■ PROBLEM TO WORK ON ■
Give the entries again, word for word.

■ EXTRACTED DATA ■
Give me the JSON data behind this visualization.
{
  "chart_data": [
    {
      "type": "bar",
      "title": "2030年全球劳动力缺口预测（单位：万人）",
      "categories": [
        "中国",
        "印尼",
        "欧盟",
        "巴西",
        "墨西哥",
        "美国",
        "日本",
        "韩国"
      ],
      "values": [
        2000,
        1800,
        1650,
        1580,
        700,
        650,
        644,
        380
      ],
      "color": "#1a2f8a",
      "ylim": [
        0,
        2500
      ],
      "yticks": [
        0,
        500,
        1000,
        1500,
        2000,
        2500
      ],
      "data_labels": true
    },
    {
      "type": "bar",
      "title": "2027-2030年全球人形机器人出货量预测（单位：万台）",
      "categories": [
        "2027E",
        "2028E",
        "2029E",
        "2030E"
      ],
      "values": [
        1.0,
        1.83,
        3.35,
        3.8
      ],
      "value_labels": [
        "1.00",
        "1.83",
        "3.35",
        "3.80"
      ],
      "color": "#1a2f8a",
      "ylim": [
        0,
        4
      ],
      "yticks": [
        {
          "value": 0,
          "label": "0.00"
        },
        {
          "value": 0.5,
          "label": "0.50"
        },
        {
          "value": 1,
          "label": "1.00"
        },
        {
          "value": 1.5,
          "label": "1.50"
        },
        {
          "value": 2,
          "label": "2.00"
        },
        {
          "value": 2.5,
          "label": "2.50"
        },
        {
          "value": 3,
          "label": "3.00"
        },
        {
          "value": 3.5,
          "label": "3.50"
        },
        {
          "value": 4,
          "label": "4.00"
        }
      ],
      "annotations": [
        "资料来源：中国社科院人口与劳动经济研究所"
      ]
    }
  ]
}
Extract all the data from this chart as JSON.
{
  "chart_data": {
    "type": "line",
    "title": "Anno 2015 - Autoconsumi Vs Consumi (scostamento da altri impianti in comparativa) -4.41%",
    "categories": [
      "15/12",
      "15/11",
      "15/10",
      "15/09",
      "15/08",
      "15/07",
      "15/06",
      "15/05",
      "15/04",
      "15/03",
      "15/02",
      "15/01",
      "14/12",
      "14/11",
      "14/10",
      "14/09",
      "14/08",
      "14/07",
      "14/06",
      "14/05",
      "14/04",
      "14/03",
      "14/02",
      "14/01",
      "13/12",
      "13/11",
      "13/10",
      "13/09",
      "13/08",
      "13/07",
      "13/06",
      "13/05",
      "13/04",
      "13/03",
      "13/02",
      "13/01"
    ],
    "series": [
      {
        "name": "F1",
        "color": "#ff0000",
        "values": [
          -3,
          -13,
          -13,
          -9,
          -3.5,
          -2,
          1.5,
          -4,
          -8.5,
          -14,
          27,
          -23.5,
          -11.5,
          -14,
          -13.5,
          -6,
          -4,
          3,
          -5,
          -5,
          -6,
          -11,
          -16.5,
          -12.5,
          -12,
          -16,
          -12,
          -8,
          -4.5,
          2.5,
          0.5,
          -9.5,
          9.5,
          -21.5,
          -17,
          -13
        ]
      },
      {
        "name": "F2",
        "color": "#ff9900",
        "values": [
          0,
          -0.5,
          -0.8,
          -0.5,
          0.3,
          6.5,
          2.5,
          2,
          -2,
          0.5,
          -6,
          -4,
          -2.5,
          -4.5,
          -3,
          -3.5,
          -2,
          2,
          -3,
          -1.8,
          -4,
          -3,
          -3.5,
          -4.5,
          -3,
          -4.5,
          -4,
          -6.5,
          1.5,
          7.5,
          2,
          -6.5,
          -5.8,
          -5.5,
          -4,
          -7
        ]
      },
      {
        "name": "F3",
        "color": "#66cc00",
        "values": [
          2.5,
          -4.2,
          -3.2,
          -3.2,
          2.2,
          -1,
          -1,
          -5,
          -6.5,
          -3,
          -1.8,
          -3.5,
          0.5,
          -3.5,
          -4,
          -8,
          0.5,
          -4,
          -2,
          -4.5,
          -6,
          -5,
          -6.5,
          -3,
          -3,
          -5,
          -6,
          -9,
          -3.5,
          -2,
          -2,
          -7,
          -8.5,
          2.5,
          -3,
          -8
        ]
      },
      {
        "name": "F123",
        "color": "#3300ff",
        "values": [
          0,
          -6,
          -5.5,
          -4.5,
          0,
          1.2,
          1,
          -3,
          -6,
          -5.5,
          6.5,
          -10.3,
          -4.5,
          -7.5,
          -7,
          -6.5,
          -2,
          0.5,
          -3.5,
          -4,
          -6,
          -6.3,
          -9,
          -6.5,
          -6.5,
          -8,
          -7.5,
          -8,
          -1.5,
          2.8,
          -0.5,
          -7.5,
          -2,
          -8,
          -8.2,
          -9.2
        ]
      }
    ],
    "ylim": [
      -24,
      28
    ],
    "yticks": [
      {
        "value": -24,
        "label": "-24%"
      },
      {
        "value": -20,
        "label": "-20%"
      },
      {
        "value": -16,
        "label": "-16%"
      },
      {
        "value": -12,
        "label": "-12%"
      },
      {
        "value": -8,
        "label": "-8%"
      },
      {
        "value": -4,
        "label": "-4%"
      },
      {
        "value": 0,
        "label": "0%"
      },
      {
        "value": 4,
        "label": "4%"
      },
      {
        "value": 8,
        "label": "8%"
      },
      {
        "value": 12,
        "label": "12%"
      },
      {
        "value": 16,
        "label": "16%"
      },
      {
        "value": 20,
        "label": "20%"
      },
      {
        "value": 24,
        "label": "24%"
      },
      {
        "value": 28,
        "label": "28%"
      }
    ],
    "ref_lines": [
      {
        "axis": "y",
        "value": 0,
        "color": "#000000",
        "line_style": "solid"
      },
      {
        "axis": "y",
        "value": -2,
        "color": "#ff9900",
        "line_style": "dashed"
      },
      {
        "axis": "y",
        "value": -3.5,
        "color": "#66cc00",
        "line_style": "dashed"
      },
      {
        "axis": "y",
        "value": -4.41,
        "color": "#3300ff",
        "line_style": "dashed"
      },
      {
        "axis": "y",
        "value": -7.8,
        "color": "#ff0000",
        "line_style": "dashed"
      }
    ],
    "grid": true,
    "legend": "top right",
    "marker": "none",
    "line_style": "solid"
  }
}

■ ANSWER TO THIS TASK ■
Give me the JSON data behind this visualization.
{
  "chart_data": [
    {
      "type": "bar",
      "title": "2030年全球劳动力缺口预测（单位：万人）",
      "categories": [
        "中国",
        "印尼",
        "欧盟",
        "巴西",
        "墨西哥",
        "美国",
        "日本",
        "韩国"
      ],
      "values": [
        2000,
        1800,
        1650,
        1580,
        700,
        650,
        644,
        380
      ],
      "color": "#1a2f8a",
      "ylim": [
        0,
        2500
      ],
      "yticks": [
        0,
        500,
        1000,
        1500,
        2000,
        2500
      ],
      "data_labels": true
    },
    {
      "type": "bar",
      "title": "2027-2030年全球人形机器人出货量预测（单位：万台）",
      "categories": [
        "2027E",
        "2028E",
        "2029E",
        "2030E"
      ],
      "values": [
        1.0,
        1.83,
        3.35,
        3.8
      ],
      "value_labels": [
        "1.00",
        "1.83",
        "3.35",
        "3.80"
      ],
      "color": "#1a2f8a",
      "ylim": [
        0,
        4
      ],
      "yticks": [
        {
          "value": 0,
          "label": "0.00"
        },
        {
          "value": 0.5,
          "label": "0.50"
        },
        {
          "value": 1,
          "label": "1.00"
        },
        {
          "value": 1.5,
          "label": "1.50"
        },
        {
          "value": 2,
          "label": "2.00"
        },
        {
          "value": 2.5,
          "label": "2.50"
        },
        {
          "value": 3,
          "label": "3.00"
        },
        {
          "value": 3.5,
          "label": "3.50"
        },
        {
          "value": 4,
          "label": "4.00"
        }
      ],
      "annotations": [
        "资料来源：中国社科院人口与劳动经济研究所"
      ]
    }
  ]
}
Extract all the data from this chart as JSON.
{
  "chart_data": {
    "type": "line",
    "title": "Anno 2015 - Autoconsumi Vs Consumi (scostamento da altri impianti in comparativa) -4.41%",
    "categories": [
      "15/12",
      "15/11",
      "15/10",
      "15/09",
      "15/08",
      "15/07",
      "15/06",
      "15/05",
      "15/04",
      "15/03",
      "15/02",
      "15/01",
      "14/12",
      "14/11",
      "14/10",
      "14/09",
      "14/08",
      "14/07",
      "14/06",
      "14/05",
      "14/04",
      "14/03",
      "14/02",
      "14/01",
      "13/12",
      "13/11",
      "13/10",
      "13/09",
      "13/08",
      "13/07",
      "13/06",
      "13/05",
      "13/04",
      "13/03",
      "13/02",
      "13/01"
    ],
    "series": [
      {
        "name": "F1",
        "color": "#ff0000",
        "values": [
          -3,
          -13,
          -13,
          -9,
          -3.5,
          -2,
          1.5,
          -4,
          -8.5,
          -14,
          27,
          -23.5,
          -11.5,
          -14,
          -13.5,
          -6,
          -4,
          3,
          -5,
          -5,
          -6,
          -11,
          -16.5,
          -12.5,
          -12,
          -16,
          -12,
          -8,
          -4.5,
          2.5,
          0.5,
          -9.5,
          9.5,
          -21.5,
          -17,
          -13
        ]
      },
      {
        "name": "F2",
        "color": "#ff9900",
        "values": [
          0,
          -0.5,
          -0.8,
          -0.5,
          0.3,
          6.5,
          2.5,
          2,
          -2,
          0.5,
          -6,
          -4,
          -2.5,
          -4.5,
          -3,
          -3.5,
          -2,
          2,
          -3,
          -1.8,
          -4,
          -3,
          -3.5,
          -4.5,
          -3,
          -4.5,
          -4,
          -6.5,
          1.5,
          7.5,
          2,
          -6.5,
          -5.8,
          -5.5,
          -4,
          -7
        ]
      },
      {
        "name": "F3",
        "color": "#66cc00",
        "values": [
          2.5,
          -4.2,
          -3.2,
          -3.2,
          2.2,
          -1,
          -1,
          -5,
          -6.5,
          -3,
          -1.8,
          -3.5,
          0.5,
          -3.5,
          -4,
          -8,
          0.5,
          -4,
          -2,
          -4.5,
          -6,
          -5,
          -6.5,
          -3,
          -3,
          -5,
          -6,
          -9,
          -3.5,
          -2,
          -2,
          -7,
          -8.5,
          2.5,
          -3,
          -8
        ]
      },
      {
        "name": "F123",
        "color": "#3300ff",
        "values": [
          0,
          -6,
          -5.5,
          -4.5,
          0,
          1.2,
          1,
          -3,
          -6,
          -5.5,
          6.5,
          -10.3,
          -4.5,
          -7.5,
          -7,
          -6.5,
          -2,
          0.5,
          -3.5,
          -4,
          -6,
          -6.3,
          -9,
          -6.5,
          -6.5,
          -8,
          -7.5,
          -8,
          -1.5,
          2.8,
          -0.5,
          -7.5,
          -2,
          -8,
          -8.2,
          -9.2
        ]
      }
    ],
    "ylim": [
      -24,
      28
    ],
    "yticks": [
      {
        "value": -24,
        "label": "-24%"
      },
      {
        "value": -20,
        "label": "-20%"
      },
      {
        "value": -16,
        "label": "-16%"
      },
      {
        "value": -12,
        "label": "-12%"
      },
      {
        "value": -8,
        "label": "-8%"
      },
      {
        "value": -4,
        "label": "-4%"
      },
      {
        "value": 0,
        "label": "0%"
      },
      {
        "value": 4,
        "label": "4%"
      },
      {
        "value": 8,
        "label": "8%"
      },
      {
        "value": 12,
        "label": "12%"
      },
      {
        "value": 16,
        "label": "16%"
      },
      {
        "value": 20,
        "label": "20%"
      },
      {
        "value": 24,
        "label": "24%"
      },
      {
        "value": 28,
        "label": "28%"
      }
    ],
    "ref_lines": [
      {
        "axis": "y",
        "value": 0,
        "color": "#000000",
        "line_style": "solid"
      },
      {
        "axis": "y",
        "value": -2,
        "color": "#ff9900",
        "line_style": "dashed"
      },
      {
        "axis": "y",
        "value": -3.5,
        "color": "#66cc00",
        "line_style": "dashed"
      },
      {
        "axis": "y",
        "value": -4.41,
        "color": "#3300ff",
        "line_style": "dashed"
      },
      {
        "axis": "y",
        "value": -7.8,
        "color": "#ff0000",
        "line_style": "dashed"
      }
    ],
    "grid": true,
    "legend": "top right",
    "marker": "none",
    "line_style": "solid"
  }
}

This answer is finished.